Given request - Go through the entries and count the lines with the string "Output" in them. Give only that number.

Listed entries -
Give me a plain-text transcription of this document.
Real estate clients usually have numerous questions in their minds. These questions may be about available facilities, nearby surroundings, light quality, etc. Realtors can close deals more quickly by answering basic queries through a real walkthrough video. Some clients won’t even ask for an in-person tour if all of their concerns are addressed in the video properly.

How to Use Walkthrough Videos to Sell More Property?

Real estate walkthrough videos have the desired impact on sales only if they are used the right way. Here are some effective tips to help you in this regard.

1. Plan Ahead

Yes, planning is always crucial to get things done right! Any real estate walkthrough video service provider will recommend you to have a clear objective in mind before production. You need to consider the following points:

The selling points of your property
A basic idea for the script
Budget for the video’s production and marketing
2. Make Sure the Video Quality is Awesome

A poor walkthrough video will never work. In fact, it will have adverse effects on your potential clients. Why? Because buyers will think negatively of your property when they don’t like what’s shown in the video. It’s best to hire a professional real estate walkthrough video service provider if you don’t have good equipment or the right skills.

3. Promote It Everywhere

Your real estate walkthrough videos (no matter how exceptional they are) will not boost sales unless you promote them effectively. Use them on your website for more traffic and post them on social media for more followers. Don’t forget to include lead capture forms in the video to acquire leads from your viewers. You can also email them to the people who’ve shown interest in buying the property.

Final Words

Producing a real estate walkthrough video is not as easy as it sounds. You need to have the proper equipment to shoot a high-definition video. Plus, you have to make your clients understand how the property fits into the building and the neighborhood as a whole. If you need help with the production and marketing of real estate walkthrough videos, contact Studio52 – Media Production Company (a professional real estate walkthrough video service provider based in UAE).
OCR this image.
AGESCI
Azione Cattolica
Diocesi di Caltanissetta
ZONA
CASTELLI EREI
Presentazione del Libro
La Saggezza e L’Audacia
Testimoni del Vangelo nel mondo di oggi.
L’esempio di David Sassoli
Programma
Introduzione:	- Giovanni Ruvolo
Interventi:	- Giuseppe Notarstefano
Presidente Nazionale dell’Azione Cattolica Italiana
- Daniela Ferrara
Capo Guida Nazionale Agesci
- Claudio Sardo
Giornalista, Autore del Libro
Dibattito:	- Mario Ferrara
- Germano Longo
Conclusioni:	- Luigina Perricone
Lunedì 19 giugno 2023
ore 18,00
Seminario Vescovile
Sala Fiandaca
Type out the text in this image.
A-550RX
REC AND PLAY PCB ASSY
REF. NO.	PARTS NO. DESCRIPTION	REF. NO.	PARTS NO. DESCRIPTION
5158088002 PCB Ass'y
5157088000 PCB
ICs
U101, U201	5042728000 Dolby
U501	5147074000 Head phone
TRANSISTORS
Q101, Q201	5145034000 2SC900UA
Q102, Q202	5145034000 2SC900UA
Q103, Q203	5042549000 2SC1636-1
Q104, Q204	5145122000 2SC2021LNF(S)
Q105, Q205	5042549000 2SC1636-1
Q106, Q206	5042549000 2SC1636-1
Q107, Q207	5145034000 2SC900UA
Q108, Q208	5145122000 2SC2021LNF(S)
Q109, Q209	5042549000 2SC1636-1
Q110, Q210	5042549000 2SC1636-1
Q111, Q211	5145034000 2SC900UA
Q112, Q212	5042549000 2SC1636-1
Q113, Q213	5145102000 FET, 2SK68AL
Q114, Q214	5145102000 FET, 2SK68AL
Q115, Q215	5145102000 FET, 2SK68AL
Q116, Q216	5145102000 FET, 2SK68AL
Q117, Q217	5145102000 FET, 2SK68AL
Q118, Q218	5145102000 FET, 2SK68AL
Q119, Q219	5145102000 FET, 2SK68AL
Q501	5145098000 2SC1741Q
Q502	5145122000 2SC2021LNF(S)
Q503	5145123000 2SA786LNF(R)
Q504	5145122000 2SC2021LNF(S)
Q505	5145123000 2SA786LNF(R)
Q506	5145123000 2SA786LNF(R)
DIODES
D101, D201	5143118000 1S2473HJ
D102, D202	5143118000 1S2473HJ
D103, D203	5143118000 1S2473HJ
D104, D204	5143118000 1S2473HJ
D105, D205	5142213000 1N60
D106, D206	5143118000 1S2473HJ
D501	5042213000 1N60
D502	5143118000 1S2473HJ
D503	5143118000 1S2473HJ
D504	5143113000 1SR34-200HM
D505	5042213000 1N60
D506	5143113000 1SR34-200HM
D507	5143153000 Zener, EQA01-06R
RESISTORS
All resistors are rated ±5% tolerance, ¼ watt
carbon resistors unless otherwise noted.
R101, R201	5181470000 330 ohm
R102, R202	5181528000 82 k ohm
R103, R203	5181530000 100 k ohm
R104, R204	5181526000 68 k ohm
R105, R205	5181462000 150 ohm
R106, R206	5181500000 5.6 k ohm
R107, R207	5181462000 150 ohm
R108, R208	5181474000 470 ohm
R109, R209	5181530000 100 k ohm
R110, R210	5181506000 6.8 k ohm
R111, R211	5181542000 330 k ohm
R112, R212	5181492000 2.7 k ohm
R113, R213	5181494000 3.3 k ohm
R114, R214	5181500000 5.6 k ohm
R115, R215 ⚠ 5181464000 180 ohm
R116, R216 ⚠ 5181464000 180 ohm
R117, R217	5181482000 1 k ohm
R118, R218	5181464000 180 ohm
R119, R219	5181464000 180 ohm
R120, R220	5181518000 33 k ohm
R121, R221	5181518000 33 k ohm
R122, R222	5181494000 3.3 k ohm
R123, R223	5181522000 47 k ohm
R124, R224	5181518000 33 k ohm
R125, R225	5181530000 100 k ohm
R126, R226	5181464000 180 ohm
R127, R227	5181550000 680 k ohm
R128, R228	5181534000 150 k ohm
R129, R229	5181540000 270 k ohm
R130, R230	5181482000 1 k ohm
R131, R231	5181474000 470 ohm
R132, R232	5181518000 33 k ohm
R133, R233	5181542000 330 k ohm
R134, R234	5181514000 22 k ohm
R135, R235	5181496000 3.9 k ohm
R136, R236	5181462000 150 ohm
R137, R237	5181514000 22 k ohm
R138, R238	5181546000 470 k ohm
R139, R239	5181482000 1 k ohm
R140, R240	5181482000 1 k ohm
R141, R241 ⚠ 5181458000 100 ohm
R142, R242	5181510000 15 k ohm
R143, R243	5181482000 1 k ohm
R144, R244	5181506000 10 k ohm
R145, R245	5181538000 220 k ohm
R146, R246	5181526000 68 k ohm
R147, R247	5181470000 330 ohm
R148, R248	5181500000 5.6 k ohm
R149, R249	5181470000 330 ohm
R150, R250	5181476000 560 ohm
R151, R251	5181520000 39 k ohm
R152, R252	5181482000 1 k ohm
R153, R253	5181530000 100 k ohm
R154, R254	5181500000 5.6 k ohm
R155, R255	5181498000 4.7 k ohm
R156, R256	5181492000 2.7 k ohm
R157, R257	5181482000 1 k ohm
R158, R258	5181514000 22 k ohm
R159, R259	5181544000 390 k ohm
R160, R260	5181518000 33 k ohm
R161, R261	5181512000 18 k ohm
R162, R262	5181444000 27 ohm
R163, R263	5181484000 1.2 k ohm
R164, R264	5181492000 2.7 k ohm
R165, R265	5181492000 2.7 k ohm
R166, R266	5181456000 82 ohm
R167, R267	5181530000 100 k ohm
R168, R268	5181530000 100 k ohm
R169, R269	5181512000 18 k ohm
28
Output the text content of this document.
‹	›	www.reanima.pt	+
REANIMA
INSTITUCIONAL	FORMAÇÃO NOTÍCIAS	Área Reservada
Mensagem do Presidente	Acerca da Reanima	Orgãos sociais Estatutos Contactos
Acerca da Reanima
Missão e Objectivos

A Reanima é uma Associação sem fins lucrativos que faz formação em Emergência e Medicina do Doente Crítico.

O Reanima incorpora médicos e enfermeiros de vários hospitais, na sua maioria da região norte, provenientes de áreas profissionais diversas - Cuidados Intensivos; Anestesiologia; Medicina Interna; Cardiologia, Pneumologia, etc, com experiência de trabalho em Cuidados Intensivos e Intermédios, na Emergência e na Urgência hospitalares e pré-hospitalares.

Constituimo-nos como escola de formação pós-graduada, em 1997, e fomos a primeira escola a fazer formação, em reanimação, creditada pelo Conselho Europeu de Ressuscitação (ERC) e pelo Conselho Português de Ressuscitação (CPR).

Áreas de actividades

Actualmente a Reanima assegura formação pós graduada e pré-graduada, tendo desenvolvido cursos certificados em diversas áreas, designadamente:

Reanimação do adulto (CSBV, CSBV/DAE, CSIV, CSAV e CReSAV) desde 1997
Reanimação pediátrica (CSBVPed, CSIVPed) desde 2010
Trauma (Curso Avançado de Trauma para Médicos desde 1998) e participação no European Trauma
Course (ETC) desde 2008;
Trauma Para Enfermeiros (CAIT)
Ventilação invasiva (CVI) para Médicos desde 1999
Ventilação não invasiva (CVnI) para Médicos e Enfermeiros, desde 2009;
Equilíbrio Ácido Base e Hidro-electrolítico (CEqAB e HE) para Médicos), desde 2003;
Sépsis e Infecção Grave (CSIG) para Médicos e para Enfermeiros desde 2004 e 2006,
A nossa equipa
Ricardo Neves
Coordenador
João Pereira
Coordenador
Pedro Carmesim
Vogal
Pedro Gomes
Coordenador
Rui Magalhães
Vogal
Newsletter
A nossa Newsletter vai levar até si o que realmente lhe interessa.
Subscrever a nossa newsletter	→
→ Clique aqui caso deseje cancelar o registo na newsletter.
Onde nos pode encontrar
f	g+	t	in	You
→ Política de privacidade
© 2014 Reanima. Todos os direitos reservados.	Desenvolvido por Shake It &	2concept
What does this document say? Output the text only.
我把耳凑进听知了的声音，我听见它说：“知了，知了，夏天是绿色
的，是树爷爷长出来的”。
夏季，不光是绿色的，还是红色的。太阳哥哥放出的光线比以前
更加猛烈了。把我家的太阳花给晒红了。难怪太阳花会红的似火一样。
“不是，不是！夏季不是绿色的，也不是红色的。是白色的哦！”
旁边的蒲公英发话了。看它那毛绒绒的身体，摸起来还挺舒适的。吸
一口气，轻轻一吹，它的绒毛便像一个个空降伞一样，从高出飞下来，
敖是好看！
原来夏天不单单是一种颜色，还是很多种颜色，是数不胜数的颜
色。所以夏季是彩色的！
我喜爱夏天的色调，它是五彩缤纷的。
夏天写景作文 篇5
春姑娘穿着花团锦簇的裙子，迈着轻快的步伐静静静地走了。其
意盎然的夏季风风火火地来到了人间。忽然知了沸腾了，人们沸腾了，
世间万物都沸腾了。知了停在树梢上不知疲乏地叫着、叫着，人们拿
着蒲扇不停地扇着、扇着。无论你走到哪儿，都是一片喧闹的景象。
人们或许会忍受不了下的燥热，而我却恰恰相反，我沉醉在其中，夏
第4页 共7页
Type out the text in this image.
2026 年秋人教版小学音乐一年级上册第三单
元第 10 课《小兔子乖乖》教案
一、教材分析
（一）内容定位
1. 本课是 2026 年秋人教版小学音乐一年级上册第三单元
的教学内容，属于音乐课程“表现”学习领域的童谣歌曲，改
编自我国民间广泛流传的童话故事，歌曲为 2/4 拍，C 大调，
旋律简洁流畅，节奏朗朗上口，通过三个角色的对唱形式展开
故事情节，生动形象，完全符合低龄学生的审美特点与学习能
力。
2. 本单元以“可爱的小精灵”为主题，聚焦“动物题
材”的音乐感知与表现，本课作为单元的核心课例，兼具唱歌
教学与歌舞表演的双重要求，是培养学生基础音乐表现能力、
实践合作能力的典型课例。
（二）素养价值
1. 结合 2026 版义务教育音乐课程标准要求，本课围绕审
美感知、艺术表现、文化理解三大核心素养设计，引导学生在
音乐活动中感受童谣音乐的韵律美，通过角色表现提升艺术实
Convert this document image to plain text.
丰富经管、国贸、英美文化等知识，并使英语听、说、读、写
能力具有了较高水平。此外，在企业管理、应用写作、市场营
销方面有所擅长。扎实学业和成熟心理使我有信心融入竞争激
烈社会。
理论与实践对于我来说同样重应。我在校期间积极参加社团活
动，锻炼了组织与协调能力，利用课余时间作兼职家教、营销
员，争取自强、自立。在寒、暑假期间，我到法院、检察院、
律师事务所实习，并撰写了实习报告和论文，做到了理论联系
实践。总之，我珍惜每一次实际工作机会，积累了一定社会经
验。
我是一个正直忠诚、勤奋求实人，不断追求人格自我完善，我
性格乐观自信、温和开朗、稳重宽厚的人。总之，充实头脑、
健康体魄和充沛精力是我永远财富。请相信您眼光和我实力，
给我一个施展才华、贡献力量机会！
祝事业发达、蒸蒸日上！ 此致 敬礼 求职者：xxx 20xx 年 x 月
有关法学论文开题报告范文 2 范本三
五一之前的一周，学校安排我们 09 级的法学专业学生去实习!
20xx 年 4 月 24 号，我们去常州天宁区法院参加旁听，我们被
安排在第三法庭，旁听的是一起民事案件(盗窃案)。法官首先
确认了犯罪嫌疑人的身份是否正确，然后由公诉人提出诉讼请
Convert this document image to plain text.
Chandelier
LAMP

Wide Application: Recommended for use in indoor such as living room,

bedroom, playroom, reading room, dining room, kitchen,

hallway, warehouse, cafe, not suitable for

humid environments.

Reply to the task - 2